* **What to work on**: Copy all lines below containing "document".
══ Recorded data
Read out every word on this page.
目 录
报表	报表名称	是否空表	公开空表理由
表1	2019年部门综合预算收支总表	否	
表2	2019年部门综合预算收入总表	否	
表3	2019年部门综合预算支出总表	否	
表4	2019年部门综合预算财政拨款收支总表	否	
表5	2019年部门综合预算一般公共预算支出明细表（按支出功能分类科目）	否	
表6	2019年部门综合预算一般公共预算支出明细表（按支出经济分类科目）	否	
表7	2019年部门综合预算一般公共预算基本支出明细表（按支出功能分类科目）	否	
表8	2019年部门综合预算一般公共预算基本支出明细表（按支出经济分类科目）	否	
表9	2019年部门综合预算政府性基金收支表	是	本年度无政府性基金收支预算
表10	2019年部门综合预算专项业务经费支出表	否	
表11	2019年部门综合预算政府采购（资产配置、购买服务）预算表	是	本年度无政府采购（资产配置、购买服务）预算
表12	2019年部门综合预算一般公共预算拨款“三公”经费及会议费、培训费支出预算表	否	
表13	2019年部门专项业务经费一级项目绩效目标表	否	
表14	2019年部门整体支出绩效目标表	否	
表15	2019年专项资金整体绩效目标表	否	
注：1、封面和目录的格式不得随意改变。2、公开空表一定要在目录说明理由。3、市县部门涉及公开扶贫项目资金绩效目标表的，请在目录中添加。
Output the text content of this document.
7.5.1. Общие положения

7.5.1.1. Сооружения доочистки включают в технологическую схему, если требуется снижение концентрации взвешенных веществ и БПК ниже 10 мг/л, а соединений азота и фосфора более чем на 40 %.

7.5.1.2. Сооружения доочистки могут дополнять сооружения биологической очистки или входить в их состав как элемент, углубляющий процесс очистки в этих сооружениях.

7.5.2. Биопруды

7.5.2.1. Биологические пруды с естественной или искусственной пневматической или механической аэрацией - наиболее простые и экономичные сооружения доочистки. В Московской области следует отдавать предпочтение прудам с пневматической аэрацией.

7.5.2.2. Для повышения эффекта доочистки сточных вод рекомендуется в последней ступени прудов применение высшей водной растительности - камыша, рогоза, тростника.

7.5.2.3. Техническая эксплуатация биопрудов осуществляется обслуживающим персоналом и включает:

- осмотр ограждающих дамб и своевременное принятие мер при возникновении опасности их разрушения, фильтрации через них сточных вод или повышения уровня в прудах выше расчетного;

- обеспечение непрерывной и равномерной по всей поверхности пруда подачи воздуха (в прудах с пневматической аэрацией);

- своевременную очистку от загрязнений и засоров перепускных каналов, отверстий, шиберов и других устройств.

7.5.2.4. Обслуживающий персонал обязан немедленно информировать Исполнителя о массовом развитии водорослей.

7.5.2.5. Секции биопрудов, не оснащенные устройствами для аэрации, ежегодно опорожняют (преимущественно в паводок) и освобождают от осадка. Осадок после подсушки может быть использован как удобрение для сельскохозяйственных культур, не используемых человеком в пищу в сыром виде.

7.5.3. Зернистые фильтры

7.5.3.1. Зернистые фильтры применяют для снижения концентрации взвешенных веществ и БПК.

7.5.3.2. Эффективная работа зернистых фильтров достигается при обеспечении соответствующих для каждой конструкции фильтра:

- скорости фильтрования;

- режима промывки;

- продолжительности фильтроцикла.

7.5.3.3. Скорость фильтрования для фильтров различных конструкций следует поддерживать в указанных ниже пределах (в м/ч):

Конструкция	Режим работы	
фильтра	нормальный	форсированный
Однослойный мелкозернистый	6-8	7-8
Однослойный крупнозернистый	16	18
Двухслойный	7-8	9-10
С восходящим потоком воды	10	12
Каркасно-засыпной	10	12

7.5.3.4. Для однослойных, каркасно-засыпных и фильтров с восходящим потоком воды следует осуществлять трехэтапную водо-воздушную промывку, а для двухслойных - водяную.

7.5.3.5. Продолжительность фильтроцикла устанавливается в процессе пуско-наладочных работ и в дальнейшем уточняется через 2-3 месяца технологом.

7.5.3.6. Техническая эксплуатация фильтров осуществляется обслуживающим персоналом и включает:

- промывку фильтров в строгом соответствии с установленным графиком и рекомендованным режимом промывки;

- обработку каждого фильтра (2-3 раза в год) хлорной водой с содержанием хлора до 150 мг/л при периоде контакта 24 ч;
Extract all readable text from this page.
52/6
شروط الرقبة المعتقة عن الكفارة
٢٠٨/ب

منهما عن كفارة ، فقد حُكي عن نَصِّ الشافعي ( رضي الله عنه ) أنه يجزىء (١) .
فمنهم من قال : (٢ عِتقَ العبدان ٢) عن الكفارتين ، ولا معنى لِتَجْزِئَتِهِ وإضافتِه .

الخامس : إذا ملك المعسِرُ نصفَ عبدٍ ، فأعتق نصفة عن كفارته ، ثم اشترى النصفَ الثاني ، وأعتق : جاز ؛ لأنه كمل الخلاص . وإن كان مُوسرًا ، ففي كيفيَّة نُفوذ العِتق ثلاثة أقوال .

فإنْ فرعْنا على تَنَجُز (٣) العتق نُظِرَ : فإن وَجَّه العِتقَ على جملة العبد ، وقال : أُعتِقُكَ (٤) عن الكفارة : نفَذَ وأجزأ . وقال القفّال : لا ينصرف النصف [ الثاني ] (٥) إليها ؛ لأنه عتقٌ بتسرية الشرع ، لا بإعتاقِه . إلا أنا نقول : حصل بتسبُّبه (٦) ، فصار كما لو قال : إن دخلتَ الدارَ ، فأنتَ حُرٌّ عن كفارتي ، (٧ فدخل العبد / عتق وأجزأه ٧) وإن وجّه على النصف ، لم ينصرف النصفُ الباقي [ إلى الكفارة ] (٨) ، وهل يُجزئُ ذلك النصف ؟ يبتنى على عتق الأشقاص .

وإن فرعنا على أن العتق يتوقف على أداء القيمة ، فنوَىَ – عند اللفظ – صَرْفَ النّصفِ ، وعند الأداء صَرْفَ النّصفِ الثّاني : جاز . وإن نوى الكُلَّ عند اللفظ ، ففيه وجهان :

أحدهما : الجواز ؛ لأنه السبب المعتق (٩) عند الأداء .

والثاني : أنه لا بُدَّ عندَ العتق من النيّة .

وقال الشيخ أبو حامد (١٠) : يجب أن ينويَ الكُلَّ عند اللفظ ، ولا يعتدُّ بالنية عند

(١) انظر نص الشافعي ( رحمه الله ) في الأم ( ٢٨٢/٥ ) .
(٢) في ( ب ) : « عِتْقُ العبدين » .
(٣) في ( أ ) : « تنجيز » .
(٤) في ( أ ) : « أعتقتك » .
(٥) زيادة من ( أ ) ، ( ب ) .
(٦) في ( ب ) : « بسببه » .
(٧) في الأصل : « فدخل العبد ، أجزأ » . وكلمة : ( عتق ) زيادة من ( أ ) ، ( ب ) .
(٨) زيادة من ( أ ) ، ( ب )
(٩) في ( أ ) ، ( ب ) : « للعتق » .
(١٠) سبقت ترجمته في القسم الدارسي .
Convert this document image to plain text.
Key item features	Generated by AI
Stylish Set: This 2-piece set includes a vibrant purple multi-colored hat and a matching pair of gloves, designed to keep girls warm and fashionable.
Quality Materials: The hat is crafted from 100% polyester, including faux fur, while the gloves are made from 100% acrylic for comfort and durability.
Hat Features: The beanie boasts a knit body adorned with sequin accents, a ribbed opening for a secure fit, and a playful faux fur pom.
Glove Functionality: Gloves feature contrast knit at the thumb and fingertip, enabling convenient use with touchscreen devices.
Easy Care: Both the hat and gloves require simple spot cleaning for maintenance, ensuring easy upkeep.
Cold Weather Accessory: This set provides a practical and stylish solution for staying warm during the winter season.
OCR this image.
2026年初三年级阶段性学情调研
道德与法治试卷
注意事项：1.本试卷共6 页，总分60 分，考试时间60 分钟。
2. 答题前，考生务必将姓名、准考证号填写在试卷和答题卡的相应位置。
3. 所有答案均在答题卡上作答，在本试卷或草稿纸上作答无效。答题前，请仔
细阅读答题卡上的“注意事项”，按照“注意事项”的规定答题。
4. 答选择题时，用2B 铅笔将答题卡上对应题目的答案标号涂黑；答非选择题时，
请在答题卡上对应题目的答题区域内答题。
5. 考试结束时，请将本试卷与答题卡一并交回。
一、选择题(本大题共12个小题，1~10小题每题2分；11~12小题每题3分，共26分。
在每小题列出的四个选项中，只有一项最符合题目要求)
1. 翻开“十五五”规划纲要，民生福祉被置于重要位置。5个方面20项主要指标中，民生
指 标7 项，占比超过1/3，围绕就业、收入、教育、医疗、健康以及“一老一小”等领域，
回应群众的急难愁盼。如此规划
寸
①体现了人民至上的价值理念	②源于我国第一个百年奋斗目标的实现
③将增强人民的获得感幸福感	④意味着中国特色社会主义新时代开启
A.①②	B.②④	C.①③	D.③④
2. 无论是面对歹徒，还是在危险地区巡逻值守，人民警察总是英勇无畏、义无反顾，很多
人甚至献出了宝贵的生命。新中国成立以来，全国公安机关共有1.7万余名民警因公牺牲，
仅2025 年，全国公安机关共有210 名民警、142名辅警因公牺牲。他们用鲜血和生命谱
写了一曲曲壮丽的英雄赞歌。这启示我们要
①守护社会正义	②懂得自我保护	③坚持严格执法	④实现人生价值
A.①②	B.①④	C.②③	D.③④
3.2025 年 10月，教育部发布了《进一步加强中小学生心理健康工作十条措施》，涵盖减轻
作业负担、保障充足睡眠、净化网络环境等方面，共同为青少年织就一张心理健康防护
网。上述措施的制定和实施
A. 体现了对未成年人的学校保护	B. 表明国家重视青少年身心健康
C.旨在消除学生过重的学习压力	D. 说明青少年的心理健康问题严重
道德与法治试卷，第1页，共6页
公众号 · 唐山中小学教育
════
* **Worked answer**:
Output the text content of this document.
Convert this document image to plain text.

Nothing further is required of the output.